== WRITTEN INSTRUCTION ==
Scan the records for the string "ученица"; copy each line where it occurs.

== STORED ROWS ==
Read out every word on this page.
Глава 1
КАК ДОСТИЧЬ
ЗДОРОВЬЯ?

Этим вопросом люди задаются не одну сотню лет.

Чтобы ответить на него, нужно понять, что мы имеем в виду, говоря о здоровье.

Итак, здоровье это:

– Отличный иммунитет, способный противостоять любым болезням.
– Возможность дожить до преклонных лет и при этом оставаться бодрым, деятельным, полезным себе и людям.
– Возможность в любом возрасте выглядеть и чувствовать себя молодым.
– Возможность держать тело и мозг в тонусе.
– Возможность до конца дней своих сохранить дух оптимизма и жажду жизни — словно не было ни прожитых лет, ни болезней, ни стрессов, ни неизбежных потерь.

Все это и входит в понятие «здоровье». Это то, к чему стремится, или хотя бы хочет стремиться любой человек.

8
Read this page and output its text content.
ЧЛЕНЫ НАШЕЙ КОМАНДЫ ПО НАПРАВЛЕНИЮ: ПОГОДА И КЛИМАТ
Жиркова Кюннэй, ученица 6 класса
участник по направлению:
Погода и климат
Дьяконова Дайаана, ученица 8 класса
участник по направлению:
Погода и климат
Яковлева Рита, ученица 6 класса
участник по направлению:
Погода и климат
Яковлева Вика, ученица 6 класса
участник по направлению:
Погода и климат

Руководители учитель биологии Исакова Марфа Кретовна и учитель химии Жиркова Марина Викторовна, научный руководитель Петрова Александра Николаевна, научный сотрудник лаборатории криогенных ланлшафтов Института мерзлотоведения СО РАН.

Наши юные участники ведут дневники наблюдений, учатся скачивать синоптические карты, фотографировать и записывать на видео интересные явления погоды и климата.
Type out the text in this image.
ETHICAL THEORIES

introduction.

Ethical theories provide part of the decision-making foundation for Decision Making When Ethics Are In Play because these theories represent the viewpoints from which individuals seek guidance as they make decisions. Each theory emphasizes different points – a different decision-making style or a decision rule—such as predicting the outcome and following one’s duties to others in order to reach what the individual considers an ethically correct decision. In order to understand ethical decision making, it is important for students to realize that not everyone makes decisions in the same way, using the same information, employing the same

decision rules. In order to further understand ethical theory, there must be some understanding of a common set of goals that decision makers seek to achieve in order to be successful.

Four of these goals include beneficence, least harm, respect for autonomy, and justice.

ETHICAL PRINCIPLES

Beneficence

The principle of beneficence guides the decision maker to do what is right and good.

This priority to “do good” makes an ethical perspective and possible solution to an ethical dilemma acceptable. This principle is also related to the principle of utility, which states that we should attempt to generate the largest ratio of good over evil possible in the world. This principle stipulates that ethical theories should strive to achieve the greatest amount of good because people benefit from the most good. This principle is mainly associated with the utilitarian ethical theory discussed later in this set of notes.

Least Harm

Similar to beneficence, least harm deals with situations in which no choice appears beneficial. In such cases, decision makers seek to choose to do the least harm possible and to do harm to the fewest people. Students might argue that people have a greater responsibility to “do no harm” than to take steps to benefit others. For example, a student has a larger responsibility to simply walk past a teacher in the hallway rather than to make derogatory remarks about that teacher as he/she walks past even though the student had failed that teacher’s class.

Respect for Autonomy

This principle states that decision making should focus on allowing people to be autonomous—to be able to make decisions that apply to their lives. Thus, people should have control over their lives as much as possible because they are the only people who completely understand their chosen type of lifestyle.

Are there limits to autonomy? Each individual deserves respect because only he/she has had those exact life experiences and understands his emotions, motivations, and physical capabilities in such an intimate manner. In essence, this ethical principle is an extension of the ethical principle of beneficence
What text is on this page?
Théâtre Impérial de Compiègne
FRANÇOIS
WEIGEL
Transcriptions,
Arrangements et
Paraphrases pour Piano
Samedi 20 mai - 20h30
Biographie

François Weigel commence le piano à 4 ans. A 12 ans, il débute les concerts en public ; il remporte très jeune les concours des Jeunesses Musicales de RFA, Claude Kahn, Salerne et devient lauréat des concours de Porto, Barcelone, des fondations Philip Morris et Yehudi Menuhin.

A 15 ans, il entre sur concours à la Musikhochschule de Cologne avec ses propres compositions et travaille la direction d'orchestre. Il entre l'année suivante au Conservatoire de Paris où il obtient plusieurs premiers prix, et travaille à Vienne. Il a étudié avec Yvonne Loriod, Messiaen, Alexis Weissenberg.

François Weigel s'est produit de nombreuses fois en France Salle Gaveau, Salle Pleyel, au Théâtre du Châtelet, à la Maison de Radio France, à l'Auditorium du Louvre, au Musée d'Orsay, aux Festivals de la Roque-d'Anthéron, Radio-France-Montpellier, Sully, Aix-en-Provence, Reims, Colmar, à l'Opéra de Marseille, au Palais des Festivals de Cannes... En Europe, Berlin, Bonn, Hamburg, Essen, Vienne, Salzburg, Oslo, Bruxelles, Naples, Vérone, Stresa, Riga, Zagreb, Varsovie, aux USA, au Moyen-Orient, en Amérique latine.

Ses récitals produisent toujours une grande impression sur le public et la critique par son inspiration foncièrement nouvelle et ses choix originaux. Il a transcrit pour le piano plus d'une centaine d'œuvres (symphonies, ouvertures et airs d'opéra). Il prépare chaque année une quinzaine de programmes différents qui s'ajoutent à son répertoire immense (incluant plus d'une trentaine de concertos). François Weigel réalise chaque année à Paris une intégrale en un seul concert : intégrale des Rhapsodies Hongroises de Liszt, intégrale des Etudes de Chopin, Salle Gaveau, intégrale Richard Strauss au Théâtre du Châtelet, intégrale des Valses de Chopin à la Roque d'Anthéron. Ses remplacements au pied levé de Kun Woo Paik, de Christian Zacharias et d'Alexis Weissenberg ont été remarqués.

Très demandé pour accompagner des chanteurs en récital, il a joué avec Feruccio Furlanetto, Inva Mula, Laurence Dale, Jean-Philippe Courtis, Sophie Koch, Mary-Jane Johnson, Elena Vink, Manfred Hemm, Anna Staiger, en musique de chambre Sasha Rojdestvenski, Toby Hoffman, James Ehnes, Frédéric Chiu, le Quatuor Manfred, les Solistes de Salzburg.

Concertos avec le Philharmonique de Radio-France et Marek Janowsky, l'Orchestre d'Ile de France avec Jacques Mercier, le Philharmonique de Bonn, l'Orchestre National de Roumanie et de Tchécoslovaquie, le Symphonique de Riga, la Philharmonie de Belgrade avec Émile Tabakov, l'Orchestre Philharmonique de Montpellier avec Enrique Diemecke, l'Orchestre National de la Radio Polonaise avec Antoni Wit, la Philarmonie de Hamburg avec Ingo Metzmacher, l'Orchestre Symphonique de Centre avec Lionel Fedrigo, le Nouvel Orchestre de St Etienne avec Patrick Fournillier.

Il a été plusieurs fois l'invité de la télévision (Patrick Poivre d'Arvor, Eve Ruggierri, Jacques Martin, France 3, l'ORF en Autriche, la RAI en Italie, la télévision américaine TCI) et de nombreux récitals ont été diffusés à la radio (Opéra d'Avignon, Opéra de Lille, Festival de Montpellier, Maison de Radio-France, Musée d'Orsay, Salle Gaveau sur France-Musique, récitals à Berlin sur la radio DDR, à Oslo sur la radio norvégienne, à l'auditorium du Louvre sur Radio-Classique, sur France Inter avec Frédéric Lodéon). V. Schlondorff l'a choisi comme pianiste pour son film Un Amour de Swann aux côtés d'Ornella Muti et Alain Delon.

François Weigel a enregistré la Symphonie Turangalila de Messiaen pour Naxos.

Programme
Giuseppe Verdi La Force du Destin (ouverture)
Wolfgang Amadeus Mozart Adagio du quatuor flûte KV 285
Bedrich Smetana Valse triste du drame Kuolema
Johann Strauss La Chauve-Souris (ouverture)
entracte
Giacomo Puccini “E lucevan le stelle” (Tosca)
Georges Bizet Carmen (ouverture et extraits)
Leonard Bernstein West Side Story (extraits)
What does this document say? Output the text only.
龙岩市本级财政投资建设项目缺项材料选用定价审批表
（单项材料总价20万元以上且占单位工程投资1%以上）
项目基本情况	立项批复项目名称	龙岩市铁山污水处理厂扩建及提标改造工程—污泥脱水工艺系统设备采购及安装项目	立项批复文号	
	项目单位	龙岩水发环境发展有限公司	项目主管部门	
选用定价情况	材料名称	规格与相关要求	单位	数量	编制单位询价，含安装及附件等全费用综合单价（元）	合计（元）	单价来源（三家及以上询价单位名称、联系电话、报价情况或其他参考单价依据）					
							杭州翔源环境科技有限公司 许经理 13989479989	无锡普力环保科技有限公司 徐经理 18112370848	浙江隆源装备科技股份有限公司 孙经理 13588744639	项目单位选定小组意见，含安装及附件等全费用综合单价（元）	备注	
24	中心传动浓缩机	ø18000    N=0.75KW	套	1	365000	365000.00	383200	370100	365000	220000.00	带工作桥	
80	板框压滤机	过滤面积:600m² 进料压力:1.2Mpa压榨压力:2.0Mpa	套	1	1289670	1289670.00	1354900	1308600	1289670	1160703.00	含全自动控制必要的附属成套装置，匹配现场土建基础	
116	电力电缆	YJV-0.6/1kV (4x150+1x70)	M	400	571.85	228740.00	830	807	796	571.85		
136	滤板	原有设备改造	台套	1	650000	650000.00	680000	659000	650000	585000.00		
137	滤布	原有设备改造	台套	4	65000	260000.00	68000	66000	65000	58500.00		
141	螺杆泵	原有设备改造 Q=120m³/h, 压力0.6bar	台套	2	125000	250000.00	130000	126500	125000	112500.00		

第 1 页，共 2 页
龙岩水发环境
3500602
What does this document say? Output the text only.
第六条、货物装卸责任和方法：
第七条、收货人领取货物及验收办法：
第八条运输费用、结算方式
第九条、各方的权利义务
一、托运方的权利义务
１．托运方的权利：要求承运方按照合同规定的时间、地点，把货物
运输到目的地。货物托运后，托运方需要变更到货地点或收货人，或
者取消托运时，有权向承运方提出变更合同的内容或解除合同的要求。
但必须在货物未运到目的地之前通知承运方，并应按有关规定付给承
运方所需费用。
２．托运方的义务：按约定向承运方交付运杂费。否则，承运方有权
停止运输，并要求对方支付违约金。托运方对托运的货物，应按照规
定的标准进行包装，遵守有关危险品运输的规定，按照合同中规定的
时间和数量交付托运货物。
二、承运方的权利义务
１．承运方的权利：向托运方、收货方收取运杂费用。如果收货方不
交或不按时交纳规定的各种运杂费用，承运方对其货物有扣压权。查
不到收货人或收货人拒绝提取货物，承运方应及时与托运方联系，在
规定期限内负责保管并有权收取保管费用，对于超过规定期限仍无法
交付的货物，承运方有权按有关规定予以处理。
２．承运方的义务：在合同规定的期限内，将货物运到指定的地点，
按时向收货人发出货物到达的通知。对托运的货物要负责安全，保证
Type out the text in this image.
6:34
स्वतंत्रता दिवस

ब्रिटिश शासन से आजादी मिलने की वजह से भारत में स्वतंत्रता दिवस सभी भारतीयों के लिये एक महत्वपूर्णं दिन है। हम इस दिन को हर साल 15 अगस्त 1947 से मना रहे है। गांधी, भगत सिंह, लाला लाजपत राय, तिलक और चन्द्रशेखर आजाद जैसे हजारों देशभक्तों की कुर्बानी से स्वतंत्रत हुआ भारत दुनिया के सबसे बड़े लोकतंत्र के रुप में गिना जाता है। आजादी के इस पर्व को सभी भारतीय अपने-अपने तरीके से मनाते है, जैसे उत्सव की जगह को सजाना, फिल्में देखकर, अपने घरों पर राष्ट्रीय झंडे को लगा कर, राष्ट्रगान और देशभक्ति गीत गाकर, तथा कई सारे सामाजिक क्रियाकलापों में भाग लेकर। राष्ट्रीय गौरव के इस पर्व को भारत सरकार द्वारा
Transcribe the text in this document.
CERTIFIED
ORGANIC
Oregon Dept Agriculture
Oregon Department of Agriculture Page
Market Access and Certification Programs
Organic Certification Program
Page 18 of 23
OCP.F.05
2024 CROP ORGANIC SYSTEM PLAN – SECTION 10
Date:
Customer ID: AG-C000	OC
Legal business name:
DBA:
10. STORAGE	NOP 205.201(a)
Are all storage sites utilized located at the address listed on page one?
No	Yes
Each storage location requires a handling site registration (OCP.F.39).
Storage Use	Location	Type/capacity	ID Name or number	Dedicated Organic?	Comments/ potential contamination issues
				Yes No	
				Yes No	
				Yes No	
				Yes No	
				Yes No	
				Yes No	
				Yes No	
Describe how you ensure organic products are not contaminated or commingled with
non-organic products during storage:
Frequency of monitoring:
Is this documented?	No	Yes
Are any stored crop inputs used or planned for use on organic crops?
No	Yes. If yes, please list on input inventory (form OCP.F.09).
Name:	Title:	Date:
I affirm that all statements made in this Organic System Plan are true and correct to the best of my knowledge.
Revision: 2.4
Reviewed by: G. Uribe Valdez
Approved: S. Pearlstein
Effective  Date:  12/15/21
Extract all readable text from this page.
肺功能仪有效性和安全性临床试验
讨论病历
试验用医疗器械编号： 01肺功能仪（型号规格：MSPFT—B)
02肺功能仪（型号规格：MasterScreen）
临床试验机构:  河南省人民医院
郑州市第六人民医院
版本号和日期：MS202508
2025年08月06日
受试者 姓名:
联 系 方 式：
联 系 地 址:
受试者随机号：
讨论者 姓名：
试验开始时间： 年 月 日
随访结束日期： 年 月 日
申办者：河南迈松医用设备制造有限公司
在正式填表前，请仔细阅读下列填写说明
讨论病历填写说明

== FULL ANSWER ==
Жиркова Кюннэй, ученица 6 класса
Дьяконова Дайаана, ученица 8 класса
Яковлева Рита, ученица 6 класса
Яковлева Вика, ученица 6 класса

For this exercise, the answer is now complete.